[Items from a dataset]
--
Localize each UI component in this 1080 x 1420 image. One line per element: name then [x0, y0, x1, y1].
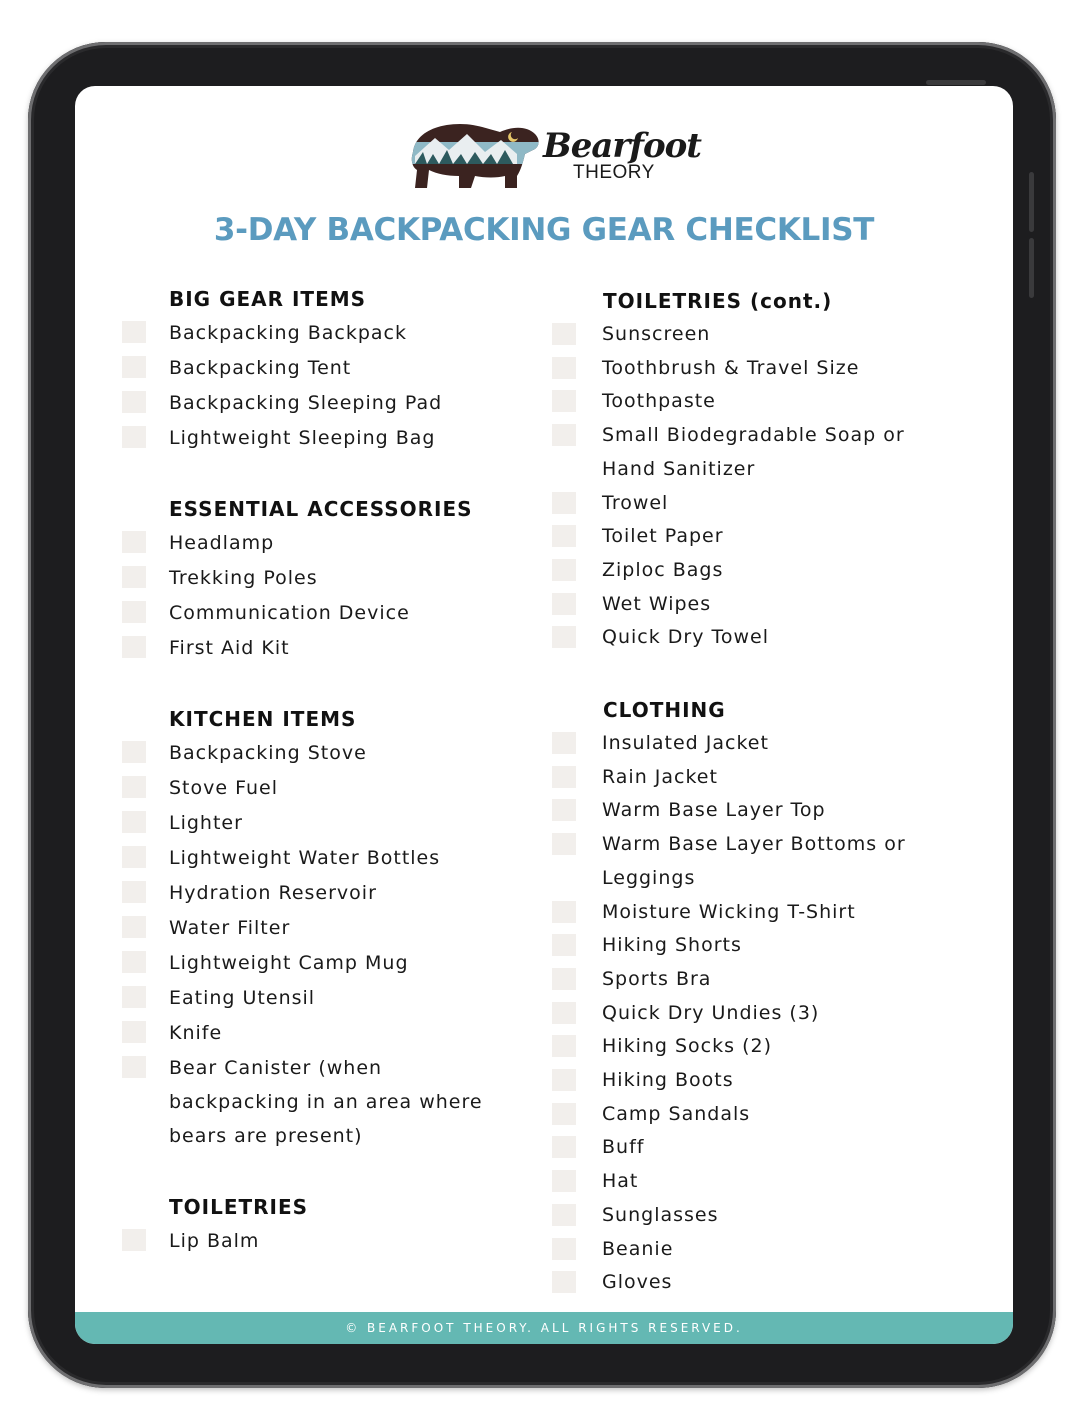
checkbox[interactable]	[122, 426, 146, 448]
section-heading-clothing: CLOTHING	[603, 698, 726, 723]
item-label: Rain Jacket	[602, 765, 718, 788]
brand-sub-text: THEORY	[573, 162, 655, 183]
checklist-item	[552, 727, 972, 761]
checkbox[interactable]	[122, 566, 146, 588]
item-label: Eating Utensil	[169, 987, 316, 1009]
checkbox[interactable]	[552, 766, 576, 788]
item-label: First Aid Kit	[169, 637, 290, 659]
item-label: Bear Canister (when backpacking in an area where bears are present)	[169, 1057, 483, 1147]
checkbox[interactable]	[122, 1229, 146, 1251]
item-label: Buff	[602, 1136, 645, 1159]
section-heading-toiletries: TOILETRIES	[169, 1195, 309, 1219]
checklist-item	[122, 561, 542, 595]
checklist-item	[122, 1224, 542, 1258]
checkbox[interactable]	[552, 1103, 576, 1125]
checklist-item	[552, 761, 972, 795]
checklist-item	[552, 997, 972, 1031]
item-label: Backpacking Tent	[169, 357, 352, 379]
checkbox[interactable]	[122, 1056, 146, 1078]
copyright-footer: © BEARFOOT THEORY. ALL RIGHTS RESERVED.	[75, 1312, 1013, 1344]
section-heading-kitchen-items: KITCHEN ITEMS	[169, 707, 357, 731]
checklist-item	[122, 946, 542, 980]
item-label: Camp Sandals	[602, 1102, 751, 1125]
item-label: Backpacking Stove	[169, 742, 367, 764]
checkbox[interactable]	[552, 934, 576, 956]
checklist-item	[552, 1030, 972, 1064]
checklist-item	[122, 911, 542, 945]
bearfoot-logo	[405, 112, 701, 192]
checklist-item	[122, 736, 542, 770]
checklist-item	[552, 1233, 972, 1267]
checklist-item	[552, 1199, 972, 1233]
checklist-item	[552, 828, 972, 895]
checkbox[interactable]	[122, 951, 146, 973]
item-label: Quick Dry Undies (3)	[602, 1001, 820, 1024]
checkbox[interactable]	[552, 525, 576, 547]
checkbox[interactable]	[122, 321, 146, 343]
item-label: Toothpaste	[602, 390, 716, 413]
checklist-item	[552, 621, 972, 655]
item-label: Toilet Paper	[602, 525, 724, 548]
checklist-item	[552, 1098, 972, 1132]
checkbox[interactable]	[552, 357, 576, 379]
tablet-volume-down-button	[1029, 238, 1034, 298]
checkbox[interactable]	[552, 626, 576, 648]
checkbox[interactable]	[552, 424, 576, 446]
checklist-item	[552, 588, 972, 622]
checklist-item	[552, 963, 972, 997]
checklist-item	[122, 421, 542, 455]
checklist-item	[122, 316, 542, 350]
item-label: Moisture Wicking T-Shirt	[602, 900, 856, 923]
item-label: Beanie	[602, 1237, 674, 1260]
checkbox[interactable]	[552, 968, 576, 990]
item-label: Backpacking Backpack	[169, 322, 407, 344]
brand-script-text: Bearfoot	[543, 126, 701, 166]
checkbox[interactable]	[122, 636, 146, 658]
checkbox[interactable]	[552, 390, 576, 412]
right-column	[552, 284, 972, 1300]
page-title: 3-DAY BACKPACKING GEAR CHECKLIST	[213, 212, 875, 248]
checklist-item	[552, 794, 972, 828]
checkbox[interactable]	[122, 741, 146, 763]
left-column	[122, 282, 542, 1258]
checklist-item	[552, 419, 972, 486]
checklist-item	[552, 385, 972, 419]
checkbox[interactable]	[122, 881, 146, 903]
checkbox[interactable]	[122, 601, 146, 623]
checkbox[interactable]	[552, 1238, 576, 1260]
checklist-item	[552, 1266, 972, 1300]
checklist-item	[122, 351, 542, 385]
item-label: Trekking Poles	[169, 567, 318, 589]
item-label: Communication Device	[169, 602, 410, 624]
checklist-item	[552, 520, 972, 554]
checkbox[interactable]	[122, 811, 146, 833]
checklist-item	[122, 386, 542, 420]
item-label: Warm Base Layer Top	[602, 799, 826, 822]
item-label: Lightweight Water Bottles	[169, 847, 441, 869]
checklist-item	[122, 806, 542, 840]
checkbox[interactable]	[552, 901, 576, 923]
checkbox[interactable]	[122, 916, 146, 938]
checklist-item	[122, 981, 542, 1015]
item-label: Lip Balm	[169, 1230, 260, 1252]
checkbox[interactable]	[552, 1170, 576, 1192]
checklist-item	[552, 487, 972, 521]
item-label: Small Biodegradable Soap or Hand Sanitizer	[602, 424, 905, 480]
checkbox[interactable]	[552, 559, 576, 581]
checkbox[interactable]	[552, 799, 576, 821]
checklist-item	[122, 1016, 542, 1050]
section-heading-toiletries-cont: TOILETRIES (cont.)	[603, 289, 833, 313]
checkbox[interactable]	[552, 1271, 576, 1293]
checkbox[interactable]	[552, 1136, 576, 1158]
section-heading-essential-accessories: ESSENTIAL ACCESSORIES	[169, 497, 473, 521]
item-label: Hiking Boots	[602, 1069, 734, 1092]
section-heading-big-gear: BIG GEAR ITEMS	[169, 287, 367, 311]
item-label: Sunscreen	[602, 323, 711, 345]
checkbox[interactable]	[122, 531, 146, 553]
checkbox[interactable]	[552, 492, 576, 514]
checkbox[interactable]	[552, 732, 576, 754]
checkbox[interactable]	[552, 833, 576, 855]
item-label: Trowel	[602, 491, 669, 514]
item-label: Ziploc Bags	[602, 558, 724, 581]
checklist-item	[122, 596, 542, 630]
checkbox[interactable]	[122, 1021, 146, 1043]
checklist-page	[75, 86, 1013, 1344]
checklist-item	[122, 771, 542, 805]
checkbox[interactable]	[552, 1035, 576, 1057]
item-label: Wet Wipes	[602, 592, 712, 615]
checklist-item	[552, 929, 972, 963]
checkbox[interactable]	[122, 986, 146, 1008]
checkbox[interactable]	[552, 1002, 576, 1024]
item-label: Stove Fuel	[169, 777, 279, 799]
checklist-item	[552, 318, 972, 352]
item-label: Quick Dry Towel	[602, 626, 769, 649]
item-label: Hydration Reservoir	[169, 882, 377, 904]
checkbox[interactable]	[552, 323, 576, 345]
item-label: Backpacking Sleeping Pad	[169, 392, 443, 414]
item-label: Sports Bra	[602, 967, 712, 990]
item-label: Headlamp	[169, 532, 275, 554]
tablet-power-button	[926, 80, 986, 85]
item-label: Hiking Socks (2)	[602, 1035, 772, 1058]
checklist-item	[122, 631, 542, 665]
checklist-item	[122, 526, 542, 560]
item-label: Gloves	[602, 1271, 673, 1294]
checklist-item	[552, 1131, 972, 1165]
checkbox[interactable]	[122, 356, 146, 378]
checklist-item	[122, 876, 542, 910]
item-label: Water Filter	[169, 917, 291, 939]
item-label: Lighter	[169, 812, 243, 834]
item-label: Hat	[602, 1170, 639, 1193]
checkbox[interactable]	[552, 593, 576, 615]
item-label: Toothbrush & Travel Size	[602, 356, 860, 379]
checklist-item	[122, 1051, 542, 1153]
checklist-item	[552, 896, 972, 930]
checkbox[interactable]	[122, 391, 146, 413]
checklist-item	[122, 841, 542, 875]
checklist-item	[552, 352, 972, 386]
checkbox[interactable]	[122, 846, 146, 868]
bear-silhouette-icon	[405, 112, 545, 192]
item-label: Knife	[169, 1022, 223, 1044]
checkbox[interactable]	[122, 776, 146, 798]
item-label: Hiking Shorts	[602, 934, 742, 957]
checklist-item	[552, 1064, 972, 1098]
tablet-volume-up-button	[1029, 172, 1034, 232]
checklist-item	[552, 554, 972, 588]
item-label: Insulated Jacket	[602, 732, 769, 755]
checklist-item	[552, 1165, 972, 1199]
checkbox[interactable]	[552, 1204, 576, 1226]
checkbox[interactable]	[552, 1069, 576, 1091]
item-label: Lightweight Camp Mug	[169, 952, 409, 974]
item-label: Lightweight Sleeping Bag	[169, 427, 436, 449]
item-label: Sunglasses	[602, 1203, 719, 1226]
item-label: Warm Base Layer Bottoms or Leggings	[602, 833, 906, 889]
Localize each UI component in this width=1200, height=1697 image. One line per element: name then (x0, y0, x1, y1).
--
Write out the records exactly, beginning with the line that contains "426, 146, 448]" and ending with the line that contains "561, 542, 595]", both included.

checkbox[interactable]	[122, 426, 146, 448]
section-heading-clothing: CLOTHING	[603, 698, 726, 723]
item-label: Rain Jacket	[602, 765, 718, 788]
brand-sub-text: THEORY	[573, 162, 655, 183]
checklist-item	[552, 727, 972, 761]
checkbox[interactable]	[122, 566, 146, 588]
item-label: Eating Utensil	[169, 987, 316, 1009]
checkbox[interactable]	[552, 766, 576, 788]
item-label: First Aid Kit	[169, 637, 290, 659]
item-label: Bear Canister (when backpacking in an area where bears are present)	[169, 1057, 483, 1147]
checkbox[interactable]	[122, 1229, 146, 1251]
item-label: Buff	[602, 1136, 645, 1159]
section-heading-toiletries: TOILETRIES	[169, 1195, 309, 1219]
checklist-item	[122, 561, 542, 595]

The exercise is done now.